PROVIDED INFORMATION:

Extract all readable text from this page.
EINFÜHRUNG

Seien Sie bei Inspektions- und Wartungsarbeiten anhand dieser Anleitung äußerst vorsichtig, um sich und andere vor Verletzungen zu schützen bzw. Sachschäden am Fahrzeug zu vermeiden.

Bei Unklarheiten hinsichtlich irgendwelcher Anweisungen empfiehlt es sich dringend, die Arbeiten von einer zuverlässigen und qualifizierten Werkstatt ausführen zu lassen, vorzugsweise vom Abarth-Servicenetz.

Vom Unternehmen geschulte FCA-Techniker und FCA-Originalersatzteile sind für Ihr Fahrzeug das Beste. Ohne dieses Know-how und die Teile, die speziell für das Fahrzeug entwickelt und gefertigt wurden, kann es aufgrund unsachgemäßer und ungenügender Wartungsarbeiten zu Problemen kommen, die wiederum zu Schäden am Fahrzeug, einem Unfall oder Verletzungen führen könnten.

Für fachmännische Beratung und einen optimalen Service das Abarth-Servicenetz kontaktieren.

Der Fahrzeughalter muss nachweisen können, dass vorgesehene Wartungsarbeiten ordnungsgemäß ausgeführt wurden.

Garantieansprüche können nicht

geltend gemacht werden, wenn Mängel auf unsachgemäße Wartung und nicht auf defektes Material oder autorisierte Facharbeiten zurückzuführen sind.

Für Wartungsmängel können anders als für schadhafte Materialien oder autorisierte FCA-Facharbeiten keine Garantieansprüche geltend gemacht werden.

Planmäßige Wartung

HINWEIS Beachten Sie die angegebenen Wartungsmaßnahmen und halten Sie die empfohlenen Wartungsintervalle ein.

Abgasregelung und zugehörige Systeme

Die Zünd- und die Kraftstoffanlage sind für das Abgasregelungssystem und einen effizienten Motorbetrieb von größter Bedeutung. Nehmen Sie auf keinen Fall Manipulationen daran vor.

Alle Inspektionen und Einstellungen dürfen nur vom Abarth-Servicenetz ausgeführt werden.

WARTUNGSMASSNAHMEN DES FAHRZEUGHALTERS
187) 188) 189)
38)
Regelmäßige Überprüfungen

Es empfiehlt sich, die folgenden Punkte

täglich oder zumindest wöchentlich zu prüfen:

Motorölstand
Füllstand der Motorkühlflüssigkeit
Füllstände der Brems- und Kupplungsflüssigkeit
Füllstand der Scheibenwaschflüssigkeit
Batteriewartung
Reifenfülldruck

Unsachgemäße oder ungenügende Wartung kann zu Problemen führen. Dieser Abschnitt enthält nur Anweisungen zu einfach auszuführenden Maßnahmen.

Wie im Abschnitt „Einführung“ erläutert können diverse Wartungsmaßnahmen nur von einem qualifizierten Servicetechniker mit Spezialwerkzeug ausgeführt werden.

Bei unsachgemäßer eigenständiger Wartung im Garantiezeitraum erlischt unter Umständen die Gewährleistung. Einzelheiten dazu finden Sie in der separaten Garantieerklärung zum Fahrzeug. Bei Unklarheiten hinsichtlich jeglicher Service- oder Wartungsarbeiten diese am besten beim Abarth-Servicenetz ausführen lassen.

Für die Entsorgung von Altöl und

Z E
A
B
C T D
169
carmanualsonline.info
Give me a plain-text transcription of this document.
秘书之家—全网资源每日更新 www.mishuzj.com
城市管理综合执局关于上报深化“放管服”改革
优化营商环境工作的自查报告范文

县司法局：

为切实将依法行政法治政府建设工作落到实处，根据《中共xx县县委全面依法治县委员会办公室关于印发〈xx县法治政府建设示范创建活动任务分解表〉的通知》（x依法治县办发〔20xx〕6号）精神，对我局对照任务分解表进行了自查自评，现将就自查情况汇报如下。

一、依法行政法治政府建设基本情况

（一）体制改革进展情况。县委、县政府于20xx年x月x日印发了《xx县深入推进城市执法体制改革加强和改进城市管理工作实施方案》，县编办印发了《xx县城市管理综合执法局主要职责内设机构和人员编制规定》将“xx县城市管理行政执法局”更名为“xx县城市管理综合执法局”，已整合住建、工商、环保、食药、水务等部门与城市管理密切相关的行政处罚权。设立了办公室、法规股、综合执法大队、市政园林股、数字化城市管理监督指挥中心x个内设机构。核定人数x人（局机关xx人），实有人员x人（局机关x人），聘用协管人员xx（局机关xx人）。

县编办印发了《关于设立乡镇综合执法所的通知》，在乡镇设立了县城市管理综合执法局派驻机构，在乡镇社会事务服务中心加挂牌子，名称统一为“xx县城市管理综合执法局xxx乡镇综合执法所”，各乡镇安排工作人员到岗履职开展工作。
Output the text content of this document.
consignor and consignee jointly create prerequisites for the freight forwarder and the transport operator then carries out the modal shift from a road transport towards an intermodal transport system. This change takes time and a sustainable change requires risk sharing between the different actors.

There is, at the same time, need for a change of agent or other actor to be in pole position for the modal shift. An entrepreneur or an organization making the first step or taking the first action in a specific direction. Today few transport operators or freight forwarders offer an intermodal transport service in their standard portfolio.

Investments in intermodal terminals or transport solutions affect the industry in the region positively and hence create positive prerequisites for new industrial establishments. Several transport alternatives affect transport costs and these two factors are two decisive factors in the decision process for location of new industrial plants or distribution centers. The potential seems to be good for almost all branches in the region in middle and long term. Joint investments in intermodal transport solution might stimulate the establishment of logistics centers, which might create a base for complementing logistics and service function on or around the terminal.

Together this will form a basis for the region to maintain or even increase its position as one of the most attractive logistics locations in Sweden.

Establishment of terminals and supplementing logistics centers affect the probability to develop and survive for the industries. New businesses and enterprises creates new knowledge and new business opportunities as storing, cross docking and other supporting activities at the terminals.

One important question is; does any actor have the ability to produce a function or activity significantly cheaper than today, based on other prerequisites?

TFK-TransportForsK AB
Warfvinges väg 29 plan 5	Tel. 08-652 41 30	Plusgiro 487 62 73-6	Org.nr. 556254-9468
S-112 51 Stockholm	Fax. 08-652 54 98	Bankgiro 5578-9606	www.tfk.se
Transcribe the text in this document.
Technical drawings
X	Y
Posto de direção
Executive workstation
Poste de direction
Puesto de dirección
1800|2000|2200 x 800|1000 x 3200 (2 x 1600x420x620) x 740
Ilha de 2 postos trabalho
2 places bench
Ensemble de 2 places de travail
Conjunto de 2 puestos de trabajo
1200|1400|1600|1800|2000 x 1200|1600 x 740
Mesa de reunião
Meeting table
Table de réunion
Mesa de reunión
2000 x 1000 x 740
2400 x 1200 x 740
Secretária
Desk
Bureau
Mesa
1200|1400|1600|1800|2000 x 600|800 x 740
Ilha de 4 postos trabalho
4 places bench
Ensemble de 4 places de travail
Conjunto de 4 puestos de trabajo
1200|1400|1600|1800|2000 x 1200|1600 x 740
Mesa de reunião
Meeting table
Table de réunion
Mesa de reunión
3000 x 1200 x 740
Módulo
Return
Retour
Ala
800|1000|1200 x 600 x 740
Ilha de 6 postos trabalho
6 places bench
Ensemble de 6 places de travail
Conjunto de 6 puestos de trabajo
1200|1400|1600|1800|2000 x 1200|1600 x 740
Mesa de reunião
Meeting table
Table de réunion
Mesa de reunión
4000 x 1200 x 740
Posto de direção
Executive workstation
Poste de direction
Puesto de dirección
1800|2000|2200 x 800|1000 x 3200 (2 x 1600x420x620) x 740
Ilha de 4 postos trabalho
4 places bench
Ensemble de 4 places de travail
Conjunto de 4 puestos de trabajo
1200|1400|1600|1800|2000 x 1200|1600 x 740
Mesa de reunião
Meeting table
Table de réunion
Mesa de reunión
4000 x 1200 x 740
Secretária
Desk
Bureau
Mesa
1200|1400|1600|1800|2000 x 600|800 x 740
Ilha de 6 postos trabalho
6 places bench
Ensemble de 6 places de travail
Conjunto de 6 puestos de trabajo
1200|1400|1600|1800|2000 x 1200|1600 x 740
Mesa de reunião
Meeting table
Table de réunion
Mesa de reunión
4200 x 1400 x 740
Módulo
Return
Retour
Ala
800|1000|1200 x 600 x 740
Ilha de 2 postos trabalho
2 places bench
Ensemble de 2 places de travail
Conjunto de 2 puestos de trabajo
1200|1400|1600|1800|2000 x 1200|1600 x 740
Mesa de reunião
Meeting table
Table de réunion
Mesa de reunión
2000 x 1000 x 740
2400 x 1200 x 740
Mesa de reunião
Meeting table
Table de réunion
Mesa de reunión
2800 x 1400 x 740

WHAT IS EXPECTED:
Copy all lines from the material that include "change".

FINISHED TASK:
consignor and consignee jointly create prerequisites for the freight forwarder and the transport operator then carries out the modal shift from a road transport towards an intermodal transport system. This change takes time and a sustainable change requires risk sharing between the different actors.
There is, at the same time, need for a change of agent or other actor to be in pole position for the modal shift. An entrepreneur or an organization making the first step or taking the first action in a specific direction. Today few transport operators or freight forwarders offer an intermodal transport service in their standard portfolio.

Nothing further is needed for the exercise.